[Extracted data entries]

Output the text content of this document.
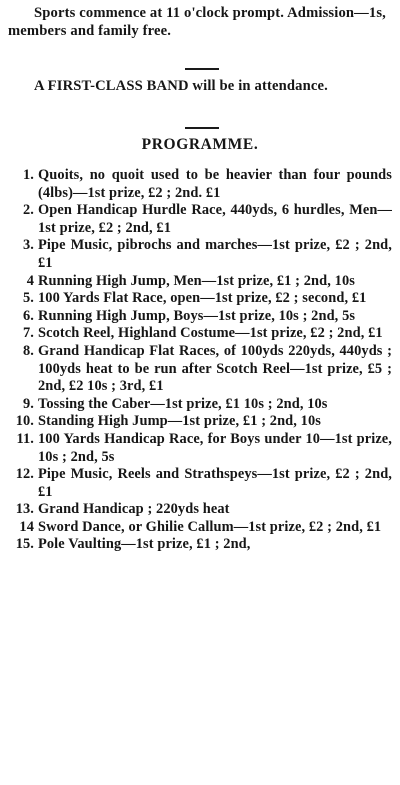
Sports commence at 11 o'clock prompt. Admission—1s, members and family free.

A FIRST-CLASS BAND will be in attendance.

PROGRAMME.
1. Quoits, no quoit used to be heavier than four pounds (4lbs)—1st prize, £2 ; 2nd. £1
2. Open Handicap Hurdle Race, 440yds, 6 hurdles, Men—1st prize, £2 ; 2nd, £1
3. Pipe Music, pibrochs and marches—1st prize, £2 ; 2nd, £1
4 Running High Jump, Men—1st prize, £1 ; 2nd, 10s
5. 100 Yards Flat Race, open—1st prize, £2 ; second, £1
6. Running High Jump, Boys—1st prize, 10s ; 2nd, 5s
7. Scotch Reel, Highland Costume—1st prize, £2 ; 2nd, £1
8. Grand Handicap Flat Races, of 100yds 220yds, 440yds ; 100yds heat to be run after Scotch Reel—1st prize, £5 ; 2nd, £2 10s ; 3rd, £1
9. Tossing the Caber—1st prize, £1 10s ; 2nd, 10s
10. Standing High Jump—1st prize, £1 ; 2nd, 10s
11. 100 Yards Handicap Race, for Boys under 10—1st prize, 10s ; 2nd, 5s
12. Pipe Music, Reels and Strathspeys—1st prize, £2 ; 2nd, £1
13. Grand Handicap ; 220yds heat
14 Sword Dance, or Ghilie Callum—1st prize, £2 ; 2nd, £1
15. Pole Vaulting—1st prize, £1 ; 2nd,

**WHAT YOU NEED TO DO**
Copy the data character for character, but drop all pictures from the copy.

**RESPONSE BELOW**
Output the text content of this document.
Sports commence at 11 o'clock prompt. Admission—1s, members and family free.

A FIRST-CLASS BAND will be in attendance.

PROGRAMME.
1. Quoits, no quoit used to be heavier than four pounds (4lbs)—1st prize, £2 ; 2nd. £1
2. Open Handicap Hurdle Race, 440yds, 6 hurdles, Men—1st prize, £2 ; 2nd, £1
3. Pipe Music, pibrochs and marches—1st prize, £2 ; 2nd, £1
4 Running High Jump, Men—1st prize, £1 ; 2nd, 10s
5. 100 Yards Flat Race, open—1st prize, £2 ; second, £1
6. Running High Jump, Boys—1st prize, 10s ; 2nd, 5s
7. Scotch Reel, Highland Costume—1st prize, £2 ; 2nd, £1
8. Grand Handicap Flat Races, of 100yds 220yds, 440yds ; 100yds heat to be run after Scotch Reel—1st prize, £5 ; 2nd, £2 10s ; 3rd, £1
9. Tossing the Caber—1st prize, £1 10s ; 2nd, 10s
10. Standing High Jump—1st prize, £1 ; 2nd, 10s
11. 100 Yards Handicap Race, for Boys under 10—1st prize, 10s ; 2nd, 5s
12. Pipe Music, Reels and Strathspeys—1st prize, £2 ; 2nd, £1
13. Grand Handicap ; 220yds heat
14 Sword Dance, or Ghilie Callum—1st prize, £2 ; 2nd, £1
15. Pole Vaulting—1st prize, £1 ; 2nd,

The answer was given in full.